* [What you are asked to do] Copy out lines with the word "autres" from the material that follows.
◆ ◆ ◆ ◆
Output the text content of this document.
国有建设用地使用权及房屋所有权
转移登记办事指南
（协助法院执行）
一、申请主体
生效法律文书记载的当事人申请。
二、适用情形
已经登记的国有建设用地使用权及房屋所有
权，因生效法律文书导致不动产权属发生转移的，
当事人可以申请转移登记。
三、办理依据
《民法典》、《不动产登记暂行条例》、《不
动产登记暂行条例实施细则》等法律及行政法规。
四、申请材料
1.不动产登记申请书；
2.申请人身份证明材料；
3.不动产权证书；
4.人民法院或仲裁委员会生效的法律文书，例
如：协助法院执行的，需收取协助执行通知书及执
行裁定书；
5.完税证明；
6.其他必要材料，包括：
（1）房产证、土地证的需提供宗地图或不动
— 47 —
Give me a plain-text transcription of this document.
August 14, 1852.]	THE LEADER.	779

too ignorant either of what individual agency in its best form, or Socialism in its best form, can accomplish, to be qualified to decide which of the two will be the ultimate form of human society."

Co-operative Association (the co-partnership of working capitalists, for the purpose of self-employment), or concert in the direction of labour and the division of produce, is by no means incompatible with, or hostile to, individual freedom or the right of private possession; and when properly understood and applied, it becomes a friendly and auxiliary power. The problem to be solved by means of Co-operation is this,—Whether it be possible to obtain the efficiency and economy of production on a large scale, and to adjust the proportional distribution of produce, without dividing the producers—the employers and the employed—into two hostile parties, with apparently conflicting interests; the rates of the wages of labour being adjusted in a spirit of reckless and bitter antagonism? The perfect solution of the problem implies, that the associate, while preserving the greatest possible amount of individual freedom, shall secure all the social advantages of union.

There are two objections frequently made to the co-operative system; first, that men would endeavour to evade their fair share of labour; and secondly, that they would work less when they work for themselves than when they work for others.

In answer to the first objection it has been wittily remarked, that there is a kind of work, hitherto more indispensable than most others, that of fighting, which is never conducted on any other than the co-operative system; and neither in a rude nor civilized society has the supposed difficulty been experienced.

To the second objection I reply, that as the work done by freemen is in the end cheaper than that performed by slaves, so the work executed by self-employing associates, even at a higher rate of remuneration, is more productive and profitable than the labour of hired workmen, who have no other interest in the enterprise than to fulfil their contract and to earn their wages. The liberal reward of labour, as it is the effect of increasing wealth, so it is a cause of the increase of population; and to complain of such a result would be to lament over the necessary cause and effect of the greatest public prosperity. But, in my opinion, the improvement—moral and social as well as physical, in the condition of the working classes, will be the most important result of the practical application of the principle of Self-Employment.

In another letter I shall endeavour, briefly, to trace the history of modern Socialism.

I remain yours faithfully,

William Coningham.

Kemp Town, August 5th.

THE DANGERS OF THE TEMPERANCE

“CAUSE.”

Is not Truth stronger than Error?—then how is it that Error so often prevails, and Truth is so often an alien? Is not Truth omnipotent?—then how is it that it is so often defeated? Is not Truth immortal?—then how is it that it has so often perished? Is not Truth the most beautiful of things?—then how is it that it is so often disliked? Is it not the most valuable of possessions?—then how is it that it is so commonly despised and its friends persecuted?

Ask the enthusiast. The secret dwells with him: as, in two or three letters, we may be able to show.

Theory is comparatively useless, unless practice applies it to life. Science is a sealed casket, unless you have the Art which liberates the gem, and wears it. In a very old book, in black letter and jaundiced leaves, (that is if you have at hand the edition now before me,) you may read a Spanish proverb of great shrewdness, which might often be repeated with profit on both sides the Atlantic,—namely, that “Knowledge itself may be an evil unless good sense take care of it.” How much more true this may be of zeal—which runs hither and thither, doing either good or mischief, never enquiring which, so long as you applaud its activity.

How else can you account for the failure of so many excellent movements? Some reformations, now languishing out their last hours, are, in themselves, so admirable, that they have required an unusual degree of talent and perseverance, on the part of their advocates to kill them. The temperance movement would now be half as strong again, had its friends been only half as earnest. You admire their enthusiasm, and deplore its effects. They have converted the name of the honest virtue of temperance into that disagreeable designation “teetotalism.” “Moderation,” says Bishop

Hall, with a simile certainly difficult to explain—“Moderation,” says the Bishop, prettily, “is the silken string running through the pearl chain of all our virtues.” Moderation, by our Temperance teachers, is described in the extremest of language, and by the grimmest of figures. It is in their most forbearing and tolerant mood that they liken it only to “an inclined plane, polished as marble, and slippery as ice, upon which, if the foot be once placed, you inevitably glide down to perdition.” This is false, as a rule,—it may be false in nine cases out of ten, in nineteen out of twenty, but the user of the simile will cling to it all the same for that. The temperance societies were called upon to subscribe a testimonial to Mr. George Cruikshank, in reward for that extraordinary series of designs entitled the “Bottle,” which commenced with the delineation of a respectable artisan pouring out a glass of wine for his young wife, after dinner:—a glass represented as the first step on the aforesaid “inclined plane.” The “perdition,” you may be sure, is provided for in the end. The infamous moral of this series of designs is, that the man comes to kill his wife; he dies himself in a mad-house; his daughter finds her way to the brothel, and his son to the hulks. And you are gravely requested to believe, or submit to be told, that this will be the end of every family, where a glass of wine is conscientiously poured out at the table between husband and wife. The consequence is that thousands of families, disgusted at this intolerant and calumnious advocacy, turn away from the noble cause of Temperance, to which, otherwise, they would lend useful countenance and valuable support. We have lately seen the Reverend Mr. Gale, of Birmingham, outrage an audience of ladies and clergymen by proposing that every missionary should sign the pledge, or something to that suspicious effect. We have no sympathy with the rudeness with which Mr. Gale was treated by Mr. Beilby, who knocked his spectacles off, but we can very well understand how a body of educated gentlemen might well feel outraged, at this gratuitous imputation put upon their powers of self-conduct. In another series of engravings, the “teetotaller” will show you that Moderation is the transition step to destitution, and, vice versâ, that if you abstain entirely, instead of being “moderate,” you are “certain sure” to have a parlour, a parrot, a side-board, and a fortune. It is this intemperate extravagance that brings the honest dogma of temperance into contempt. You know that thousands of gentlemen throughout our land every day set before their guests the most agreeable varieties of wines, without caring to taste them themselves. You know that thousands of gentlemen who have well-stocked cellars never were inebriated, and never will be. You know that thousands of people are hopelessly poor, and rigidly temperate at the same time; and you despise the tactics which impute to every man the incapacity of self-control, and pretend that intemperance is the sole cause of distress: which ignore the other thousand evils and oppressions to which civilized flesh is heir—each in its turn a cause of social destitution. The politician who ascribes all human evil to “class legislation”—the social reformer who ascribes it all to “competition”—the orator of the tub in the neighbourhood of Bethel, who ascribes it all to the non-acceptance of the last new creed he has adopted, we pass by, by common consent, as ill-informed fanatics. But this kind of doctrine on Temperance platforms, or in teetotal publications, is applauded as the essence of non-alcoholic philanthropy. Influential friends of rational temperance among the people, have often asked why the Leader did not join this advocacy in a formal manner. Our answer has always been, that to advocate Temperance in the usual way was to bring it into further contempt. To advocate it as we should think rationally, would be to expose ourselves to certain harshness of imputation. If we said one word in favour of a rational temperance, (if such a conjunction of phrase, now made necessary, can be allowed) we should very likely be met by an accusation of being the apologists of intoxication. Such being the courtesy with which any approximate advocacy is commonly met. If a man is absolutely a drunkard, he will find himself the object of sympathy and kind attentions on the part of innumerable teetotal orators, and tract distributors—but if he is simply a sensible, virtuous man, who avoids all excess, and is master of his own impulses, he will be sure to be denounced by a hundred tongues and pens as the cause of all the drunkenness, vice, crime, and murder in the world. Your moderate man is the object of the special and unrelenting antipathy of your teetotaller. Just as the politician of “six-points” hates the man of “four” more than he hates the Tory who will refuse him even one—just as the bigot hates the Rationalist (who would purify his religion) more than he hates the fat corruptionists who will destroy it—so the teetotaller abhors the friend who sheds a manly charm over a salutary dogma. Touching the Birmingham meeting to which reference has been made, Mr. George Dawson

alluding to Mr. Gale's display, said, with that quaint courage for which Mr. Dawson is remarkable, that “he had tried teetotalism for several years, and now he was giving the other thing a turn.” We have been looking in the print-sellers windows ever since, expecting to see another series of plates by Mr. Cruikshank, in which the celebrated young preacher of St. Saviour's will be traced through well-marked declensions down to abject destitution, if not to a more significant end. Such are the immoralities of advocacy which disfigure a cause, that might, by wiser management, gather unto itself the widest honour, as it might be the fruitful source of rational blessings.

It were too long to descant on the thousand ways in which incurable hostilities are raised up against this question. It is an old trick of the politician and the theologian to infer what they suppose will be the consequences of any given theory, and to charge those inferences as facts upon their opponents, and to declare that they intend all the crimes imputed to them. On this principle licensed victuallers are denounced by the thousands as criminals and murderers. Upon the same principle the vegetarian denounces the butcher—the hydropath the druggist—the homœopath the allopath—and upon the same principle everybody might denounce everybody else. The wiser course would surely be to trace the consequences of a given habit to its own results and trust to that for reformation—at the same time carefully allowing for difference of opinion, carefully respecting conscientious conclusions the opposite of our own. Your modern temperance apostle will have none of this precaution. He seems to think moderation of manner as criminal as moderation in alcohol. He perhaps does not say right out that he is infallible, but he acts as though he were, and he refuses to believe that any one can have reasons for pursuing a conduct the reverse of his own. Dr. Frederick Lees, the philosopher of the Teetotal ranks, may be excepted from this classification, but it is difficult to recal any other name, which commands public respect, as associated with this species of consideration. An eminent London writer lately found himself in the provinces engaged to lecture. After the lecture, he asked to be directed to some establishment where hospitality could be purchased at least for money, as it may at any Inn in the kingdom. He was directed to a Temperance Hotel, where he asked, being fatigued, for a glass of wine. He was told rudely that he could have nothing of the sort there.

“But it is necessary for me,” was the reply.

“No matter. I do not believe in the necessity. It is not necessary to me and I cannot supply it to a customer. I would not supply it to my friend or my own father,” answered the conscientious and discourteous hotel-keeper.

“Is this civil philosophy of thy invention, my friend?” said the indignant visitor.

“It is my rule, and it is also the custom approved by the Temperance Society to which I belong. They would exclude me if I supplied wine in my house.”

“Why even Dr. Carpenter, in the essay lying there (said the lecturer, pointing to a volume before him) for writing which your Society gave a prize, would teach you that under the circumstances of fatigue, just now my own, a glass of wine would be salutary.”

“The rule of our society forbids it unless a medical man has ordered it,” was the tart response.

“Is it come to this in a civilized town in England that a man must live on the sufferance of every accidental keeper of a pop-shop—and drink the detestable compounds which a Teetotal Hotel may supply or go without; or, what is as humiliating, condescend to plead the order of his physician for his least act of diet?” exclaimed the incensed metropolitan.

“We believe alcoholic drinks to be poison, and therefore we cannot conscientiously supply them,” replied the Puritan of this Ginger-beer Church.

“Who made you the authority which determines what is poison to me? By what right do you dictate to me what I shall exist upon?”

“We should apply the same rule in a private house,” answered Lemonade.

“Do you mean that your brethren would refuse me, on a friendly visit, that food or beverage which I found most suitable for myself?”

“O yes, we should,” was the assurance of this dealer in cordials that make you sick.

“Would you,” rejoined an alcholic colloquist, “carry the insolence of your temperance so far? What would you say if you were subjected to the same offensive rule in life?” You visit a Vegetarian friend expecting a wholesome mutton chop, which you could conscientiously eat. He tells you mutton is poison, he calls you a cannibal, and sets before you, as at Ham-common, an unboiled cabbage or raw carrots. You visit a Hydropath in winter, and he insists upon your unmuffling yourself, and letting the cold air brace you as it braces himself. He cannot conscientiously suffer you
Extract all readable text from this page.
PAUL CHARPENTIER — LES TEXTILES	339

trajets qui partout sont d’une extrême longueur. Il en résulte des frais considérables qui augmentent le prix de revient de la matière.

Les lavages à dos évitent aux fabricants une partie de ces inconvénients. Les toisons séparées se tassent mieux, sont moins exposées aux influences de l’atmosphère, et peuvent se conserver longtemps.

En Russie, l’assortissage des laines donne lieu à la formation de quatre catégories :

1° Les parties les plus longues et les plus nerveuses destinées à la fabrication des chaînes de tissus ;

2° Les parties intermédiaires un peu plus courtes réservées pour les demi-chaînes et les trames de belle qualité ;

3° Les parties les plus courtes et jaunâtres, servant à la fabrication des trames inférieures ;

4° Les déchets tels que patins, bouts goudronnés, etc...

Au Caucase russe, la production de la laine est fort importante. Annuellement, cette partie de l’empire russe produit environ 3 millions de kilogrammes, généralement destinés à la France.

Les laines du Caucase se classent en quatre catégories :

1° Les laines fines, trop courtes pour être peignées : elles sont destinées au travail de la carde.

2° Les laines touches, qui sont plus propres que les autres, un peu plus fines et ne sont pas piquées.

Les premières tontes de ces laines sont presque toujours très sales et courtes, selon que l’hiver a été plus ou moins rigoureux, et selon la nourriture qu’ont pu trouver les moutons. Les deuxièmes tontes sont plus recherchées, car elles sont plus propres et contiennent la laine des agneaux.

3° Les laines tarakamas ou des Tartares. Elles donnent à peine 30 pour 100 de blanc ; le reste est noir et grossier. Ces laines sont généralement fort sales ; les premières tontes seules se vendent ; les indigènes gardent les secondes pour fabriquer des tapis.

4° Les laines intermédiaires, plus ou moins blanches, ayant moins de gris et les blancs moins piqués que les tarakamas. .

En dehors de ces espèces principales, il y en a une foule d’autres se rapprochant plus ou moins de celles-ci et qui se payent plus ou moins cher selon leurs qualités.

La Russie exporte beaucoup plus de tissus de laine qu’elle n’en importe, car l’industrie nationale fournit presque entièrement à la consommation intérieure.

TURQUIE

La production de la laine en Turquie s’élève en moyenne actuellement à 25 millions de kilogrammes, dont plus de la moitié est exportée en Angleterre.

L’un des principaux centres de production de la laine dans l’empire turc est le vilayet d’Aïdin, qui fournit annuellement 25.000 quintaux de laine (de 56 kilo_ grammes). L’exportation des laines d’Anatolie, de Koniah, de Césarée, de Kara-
◆ ◆ ◆ ◆
* [Completed exercise]
2° Les laines touches, qui sont plus propres que les autres, un peu plus fines et ne sont pas piquées.
En dehors de ces espèces principales, il y en a une foule d’autres se rapprochant plus ou moins de celles-ci et qui se payent plus ou moins cher selon leurs qualités.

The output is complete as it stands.